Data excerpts
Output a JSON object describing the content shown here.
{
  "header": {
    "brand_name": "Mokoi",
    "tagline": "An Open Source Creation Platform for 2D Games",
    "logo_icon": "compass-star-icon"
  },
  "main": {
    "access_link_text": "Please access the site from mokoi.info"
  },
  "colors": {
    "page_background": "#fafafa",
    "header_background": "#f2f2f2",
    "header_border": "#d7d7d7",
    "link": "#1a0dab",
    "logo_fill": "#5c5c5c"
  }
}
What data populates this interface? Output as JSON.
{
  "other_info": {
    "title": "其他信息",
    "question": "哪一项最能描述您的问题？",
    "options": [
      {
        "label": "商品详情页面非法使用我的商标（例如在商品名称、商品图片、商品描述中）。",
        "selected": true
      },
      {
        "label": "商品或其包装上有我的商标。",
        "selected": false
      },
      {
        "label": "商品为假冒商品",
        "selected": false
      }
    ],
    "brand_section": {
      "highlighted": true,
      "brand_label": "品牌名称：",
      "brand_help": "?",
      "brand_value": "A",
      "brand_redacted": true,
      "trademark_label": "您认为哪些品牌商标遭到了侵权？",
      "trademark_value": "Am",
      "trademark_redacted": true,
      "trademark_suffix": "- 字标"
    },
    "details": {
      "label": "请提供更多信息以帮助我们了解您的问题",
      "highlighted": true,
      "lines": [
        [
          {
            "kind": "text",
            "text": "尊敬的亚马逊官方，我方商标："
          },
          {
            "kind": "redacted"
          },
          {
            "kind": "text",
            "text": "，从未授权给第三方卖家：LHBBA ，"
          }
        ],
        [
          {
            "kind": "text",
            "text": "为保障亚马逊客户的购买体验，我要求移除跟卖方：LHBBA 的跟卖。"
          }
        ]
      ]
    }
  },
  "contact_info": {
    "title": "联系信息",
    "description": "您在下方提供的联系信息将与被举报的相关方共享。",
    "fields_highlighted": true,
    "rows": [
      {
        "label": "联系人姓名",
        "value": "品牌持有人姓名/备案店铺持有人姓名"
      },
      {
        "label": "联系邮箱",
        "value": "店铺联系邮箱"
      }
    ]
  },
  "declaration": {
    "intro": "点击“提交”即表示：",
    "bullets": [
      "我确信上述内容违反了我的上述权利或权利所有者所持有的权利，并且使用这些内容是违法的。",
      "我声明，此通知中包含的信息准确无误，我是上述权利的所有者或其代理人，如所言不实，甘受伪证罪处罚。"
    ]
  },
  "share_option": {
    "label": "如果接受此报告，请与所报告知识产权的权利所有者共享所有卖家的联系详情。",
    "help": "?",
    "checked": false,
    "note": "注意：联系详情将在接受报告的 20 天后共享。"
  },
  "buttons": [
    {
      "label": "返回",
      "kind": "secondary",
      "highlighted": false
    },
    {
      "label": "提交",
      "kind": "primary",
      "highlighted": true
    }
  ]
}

Request -> Copy down the material exactly as written.

Response to this task ->
Output a JSON object describing the content shown here.
{
  "header": {
    "brand_name": "Mokoi",
    "tagline": "An Open Source Creation Platform for 2D Games",
    "logo_icon": "compass-star-icon"
  },
  "main": {
    "access_link_text": "Please access the site from mokoi.info"
  },
  "colors": {
    "page_background": "#fafafa",
    "header_background": "#f2f2f2",
    "header_border": "#d7d7d7",
    "link": "#1a0dab",
    "logo_fill": "#5c5c5c"
  }
}
What data populates this interface? Output as JSON.
{
  "other_info": {
    "title": "其他信息",
    "question": "哪一项最能描述您的问题？",
    "options": [
      {
        "label": "商品详情页面非法使用我的商标（例如在商品名称、商品图片、商品描述中）。",
        "selected": true
      },
      {
        "label": "商品或其包装上有我的商标。",
        "selected": false
      },
      {
        "label": "商品为假冒商品",
        "selected": false
      }
    ],
    "brand_section": {
      "highlighted": true,
      "brand_label": "品牌名称：",
      "brand_help": "?",
      "brand_value": "A",
      "brand_redacted": true,
      "trademark_label": "您认为哪些品牌商标遭到了侵权？",
      "trademark_value": "Am",
      "trademark_redacted": true,
      "trademark_suffix": "- 字标"
    },
    "details": {
      "label": "请提供更多信息以帮助我们了解您的问题",
      "highlighted": true,
      "lines": [
        [
          {
            "kind": "text",
            "text": "尊敬的亚马逊官方，我方商标："
          },
          {
            "kind": "redacted"
          },
          {
            "kind": "text",
            "text": "，从未授权给第三方卖家：LHBBA ，"
          }
        ],
        [
          {
            "kind": "text",
            "text": "为保障亚马逊客户的购买体验，我要求移除跟卖方：LHBBA 的跟卖。"
          }
        ]
      ]
    }
  },
  "contact_info": {
    "title": "联系信息",
    "description": "您在下方提供的联系信息将与被举报的相关方共享。",
    "fields_highlighted": true,
    "rows": [
      {
        "label": "联系人姓名",
        "value": "品牌持有人姓名/备案店铺持有人姓名"
      },
      {
        "label": "联系邮箱",
        "value": "店铺联系邮箱"
      }
    ]
  },
  "declaration": {
    "intro": "点击“提交”即表示：",
    "bullets": [
      "我确信上述内容违反了我的上述权利或权利所有者所持有的权利，并且使用这些内容是违法的。",
      "我声明，此通知中包含的信息准确无误，我是上述权利的所有者或其代理人，如所言不实，甘受伪证罪处罚。"
    ]
  },
  "share_option": {
    "label": "如果接受此报告，请与所报告知识产权的权利所有者共享所有卖家的联系详情。",
    "help": "?",
    "checked": false,
    "note": "注意：联系详情将在接受报告的 20 天后共享。"
  },
  "buttons": [
    {
      "label": "返回",
      "kind": "secondary",
      "highlighted": false
    },
    {
      "label": "提交",
      "kind": "primary",
      "highlighted": true
    }
  ]
}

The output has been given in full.